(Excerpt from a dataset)
>>>

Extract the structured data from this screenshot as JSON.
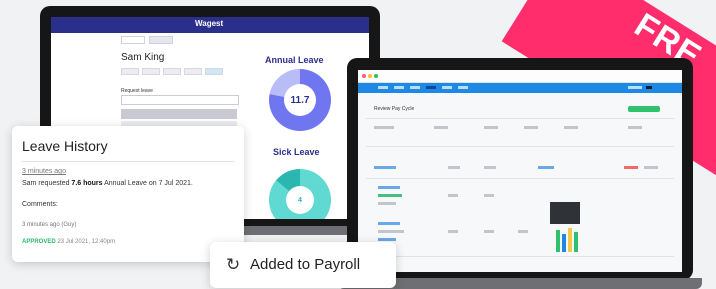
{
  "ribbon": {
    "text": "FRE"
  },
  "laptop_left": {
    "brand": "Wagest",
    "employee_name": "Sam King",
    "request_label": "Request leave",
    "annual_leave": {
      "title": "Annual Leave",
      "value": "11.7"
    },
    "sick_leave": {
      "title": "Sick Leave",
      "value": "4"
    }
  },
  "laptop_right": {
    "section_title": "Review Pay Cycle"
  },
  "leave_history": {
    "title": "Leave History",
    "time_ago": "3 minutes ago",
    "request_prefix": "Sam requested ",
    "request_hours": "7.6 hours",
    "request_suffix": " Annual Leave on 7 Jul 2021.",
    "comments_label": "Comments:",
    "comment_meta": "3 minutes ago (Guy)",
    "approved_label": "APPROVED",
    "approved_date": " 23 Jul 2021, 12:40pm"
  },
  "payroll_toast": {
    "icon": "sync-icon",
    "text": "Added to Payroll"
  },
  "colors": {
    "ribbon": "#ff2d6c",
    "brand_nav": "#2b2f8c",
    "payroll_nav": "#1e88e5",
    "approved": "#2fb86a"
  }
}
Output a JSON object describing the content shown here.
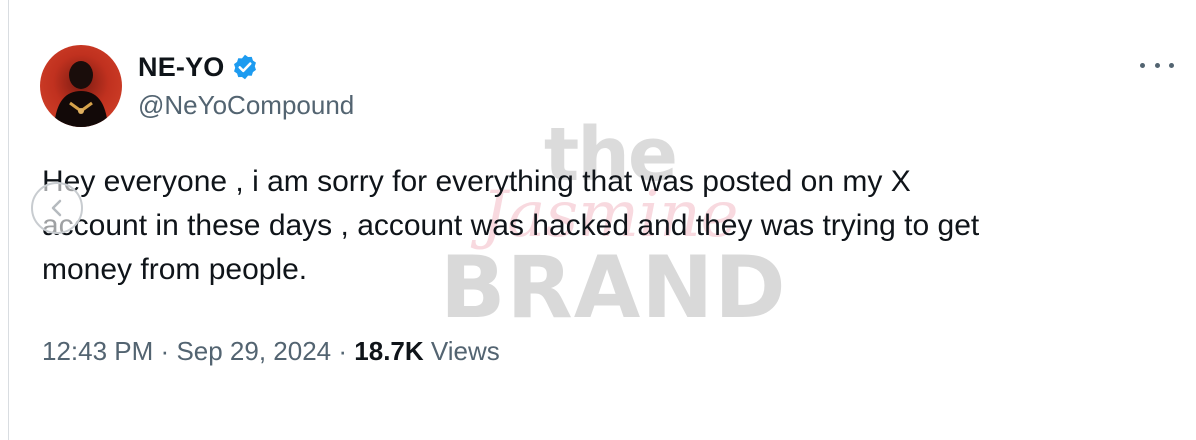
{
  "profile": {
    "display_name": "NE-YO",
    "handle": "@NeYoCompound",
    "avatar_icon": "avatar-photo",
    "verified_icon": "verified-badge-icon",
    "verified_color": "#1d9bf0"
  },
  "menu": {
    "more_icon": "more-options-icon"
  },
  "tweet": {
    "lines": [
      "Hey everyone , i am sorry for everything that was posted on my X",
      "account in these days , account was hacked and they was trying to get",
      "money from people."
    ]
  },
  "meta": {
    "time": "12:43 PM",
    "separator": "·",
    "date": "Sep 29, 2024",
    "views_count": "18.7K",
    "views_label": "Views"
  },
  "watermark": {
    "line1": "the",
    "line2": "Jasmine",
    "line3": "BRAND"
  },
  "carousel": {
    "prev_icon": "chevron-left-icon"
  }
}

<<<
>>>

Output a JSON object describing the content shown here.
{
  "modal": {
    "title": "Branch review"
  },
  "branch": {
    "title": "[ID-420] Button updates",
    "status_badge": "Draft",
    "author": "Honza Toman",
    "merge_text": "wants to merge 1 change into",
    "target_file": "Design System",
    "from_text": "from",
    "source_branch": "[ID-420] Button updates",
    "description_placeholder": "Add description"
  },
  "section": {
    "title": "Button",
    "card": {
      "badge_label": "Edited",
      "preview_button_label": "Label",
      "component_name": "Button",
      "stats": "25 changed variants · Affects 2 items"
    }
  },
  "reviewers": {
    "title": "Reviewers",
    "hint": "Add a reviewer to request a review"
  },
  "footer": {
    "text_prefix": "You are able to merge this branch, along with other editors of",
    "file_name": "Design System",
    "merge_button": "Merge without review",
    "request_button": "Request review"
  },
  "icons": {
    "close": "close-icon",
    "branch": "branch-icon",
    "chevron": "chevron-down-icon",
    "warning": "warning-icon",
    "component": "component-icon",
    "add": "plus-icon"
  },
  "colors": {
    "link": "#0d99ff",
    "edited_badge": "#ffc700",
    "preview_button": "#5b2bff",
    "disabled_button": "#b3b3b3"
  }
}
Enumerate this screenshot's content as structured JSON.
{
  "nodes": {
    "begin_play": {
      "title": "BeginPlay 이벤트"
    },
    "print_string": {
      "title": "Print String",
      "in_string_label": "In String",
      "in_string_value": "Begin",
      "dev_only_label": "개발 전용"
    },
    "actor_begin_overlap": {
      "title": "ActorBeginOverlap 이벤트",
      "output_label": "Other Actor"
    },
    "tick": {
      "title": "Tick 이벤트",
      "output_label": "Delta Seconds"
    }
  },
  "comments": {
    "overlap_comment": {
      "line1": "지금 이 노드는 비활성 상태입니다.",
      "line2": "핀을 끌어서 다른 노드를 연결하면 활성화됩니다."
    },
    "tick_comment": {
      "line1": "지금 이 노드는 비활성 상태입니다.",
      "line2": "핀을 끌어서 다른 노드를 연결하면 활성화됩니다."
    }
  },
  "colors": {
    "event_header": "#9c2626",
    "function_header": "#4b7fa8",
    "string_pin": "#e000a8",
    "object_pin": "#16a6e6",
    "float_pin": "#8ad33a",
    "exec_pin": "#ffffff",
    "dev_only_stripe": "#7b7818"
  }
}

<<<

Return from the data every line that holds "this".

*OUTPUT OF THE TASK*.
Extract the structured data from this screenshot as JSON.
    "text_prefix": "You are able to merge this branch, along with other editors of",
Enumerate this screenshot's content as structured JSON.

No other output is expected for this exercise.